### [WHAT TO DO]
Reproduce each line exactly, including spacing and punctuation.

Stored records
>>>>>

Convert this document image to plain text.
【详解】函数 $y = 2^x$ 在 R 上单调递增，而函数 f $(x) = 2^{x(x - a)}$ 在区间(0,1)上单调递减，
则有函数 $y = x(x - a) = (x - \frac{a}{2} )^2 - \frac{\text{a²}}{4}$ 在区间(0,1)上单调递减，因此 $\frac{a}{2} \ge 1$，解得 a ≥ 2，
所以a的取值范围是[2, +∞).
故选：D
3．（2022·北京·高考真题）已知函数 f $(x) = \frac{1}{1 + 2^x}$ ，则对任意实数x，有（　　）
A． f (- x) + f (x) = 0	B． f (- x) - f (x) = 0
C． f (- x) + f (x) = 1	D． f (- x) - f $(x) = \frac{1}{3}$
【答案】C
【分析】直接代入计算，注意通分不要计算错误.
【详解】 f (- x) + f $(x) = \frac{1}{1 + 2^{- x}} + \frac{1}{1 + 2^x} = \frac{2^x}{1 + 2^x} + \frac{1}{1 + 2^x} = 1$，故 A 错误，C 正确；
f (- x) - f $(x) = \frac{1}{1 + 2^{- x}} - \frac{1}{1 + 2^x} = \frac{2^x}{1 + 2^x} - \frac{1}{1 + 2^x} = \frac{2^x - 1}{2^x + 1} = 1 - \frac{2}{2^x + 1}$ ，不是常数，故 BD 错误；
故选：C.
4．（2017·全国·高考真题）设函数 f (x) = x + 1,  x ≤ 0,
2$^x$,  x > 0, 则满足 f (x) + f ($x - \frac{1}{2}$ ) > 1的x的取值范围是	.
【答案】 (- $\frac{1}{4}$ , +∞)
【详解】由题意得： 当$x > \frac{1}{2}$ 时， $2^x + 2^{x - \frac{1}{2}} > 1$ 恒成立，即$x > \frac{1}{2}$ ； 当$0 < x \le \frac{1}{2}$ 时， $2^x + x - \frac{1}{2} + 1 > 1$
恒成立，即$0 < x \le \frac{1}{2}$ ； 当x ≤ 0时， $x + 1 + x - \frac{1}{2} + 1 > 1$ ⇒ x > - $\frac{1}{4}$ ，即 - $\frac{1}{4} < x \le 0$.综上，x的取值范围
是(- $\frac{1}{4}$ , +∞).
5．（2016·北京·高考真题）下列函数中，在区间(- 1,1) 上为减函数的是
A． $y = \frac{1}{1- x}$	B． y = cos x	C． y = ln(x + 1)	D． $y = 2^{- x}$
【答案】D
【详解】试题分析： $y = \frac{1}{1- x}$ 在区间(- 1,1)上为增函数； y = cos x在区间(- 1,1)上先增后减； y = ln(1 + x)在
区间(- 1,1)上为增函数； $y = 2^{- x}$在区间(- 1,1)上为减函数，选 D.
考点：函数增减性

<<<<<

### [OUTPUT FOR THIS EXERCISE]
Convert this document image to plain text.
【详解】函数 $y = 2^x$ 在 R 上单调递增，而函数 f $(x) = 2^{x(x - a)}$ 在区间(0,1)上单调递减，
则有函数 $y = x(x - a) = (x - \frac{a}{2} )^2 - \frac{\text{a²}}{4}$ 在区间(0,1)上单调递减，因此 $\frac{a}{2} \ge 1$，解得 a ≥ 2，
所以a的取值范围是[2, +∞).
故选：D
3．（2022·北京·高考真题）已知函数 f $(x) = \frac{1}{1 + 2^x}$ ，则对任意实数x，有（　　）
A． f (- x) + f (x) = 0	B． f (- x) - f (x) = 0
C． f (- x) + f (x) = 1	D． f (- x) - f $(x) = \frac{1}{3}$
【答案】C
【分析】直接代入计算，注意通分不要计算错误.
【详解】 f (- x) + f $(x) = \frac{1}{1 + 2^{- x}} + \frac{1}{1 + 2^x} = \frac{2^x}{1 + 2^x} + \frac{1}{1 + 2^x} = 1$，故 A 错误，C 正确；
f (- x) - f $(x) = \frac{1}{1 + 2^{- x}} - \frac{1}{1 + 2^x} = \frac{2^x}{1 + 2^x} - \frac{1}{1 + 2^x} = \frac{2^x - 1}{2^x + 1} = 1 - \frac{2}{2^x + 1}$ ，不是常数，故 BD 错误；
故选：C.
4．（2017·全国·高考真题）设函数 f (x) = x + 1,  x ≤ 0,
2$^x$,  x > 0, 则满足 f (x) + f ($x - \frac{1}{2}$ ) > 1的x的取值范围是	.
【答案】 (- $\frac{1}{4}$ , +∞)
【详解】由题意得： 当$x > \frac{1}{2}$ 时， $2^x + 2^{x - \frac{1}{2}} > 1$ 恒成立，即$x > \frac{1}{2}$ ； 当$0 < x \le \frac{1}{2}$ 时， $2^x + x - \frac{1}{2} + 1 > 1$
恒成立，即$0 < x \le \frac{1}{2}$ ； 当x ≤ 0时， $x + 1 + x - \frac{1}{2} + 1 > 1$ ⇒ x > - $\frac{1}{4}$ ，即 - $\frac{1}{4} < x \le 0$.综上，x的取值范围
是(- $\frac{1}{4}$ , +∞).
5．（2016·北京·高考真题）下列函数中，在区间(- 1,1) 上为减函数的是
A． $y = \frac{1}{1- x}$	B． y = cos x	C． y = ln(x + 1)	D． $y = 2^{- x}$
【答案】D
【详解】试题分析： $y = \frac{1}{1- x}$ 在区间(- 1,1)上为增函数； y = cos x在区间(- 1,1)上先增后减； y = ln(1 + x)在
区间(- 1,1)上为增函数； $y = 2^{- x}$在区间(- 1,1)上为减函数，选 D.
考点：函数增减性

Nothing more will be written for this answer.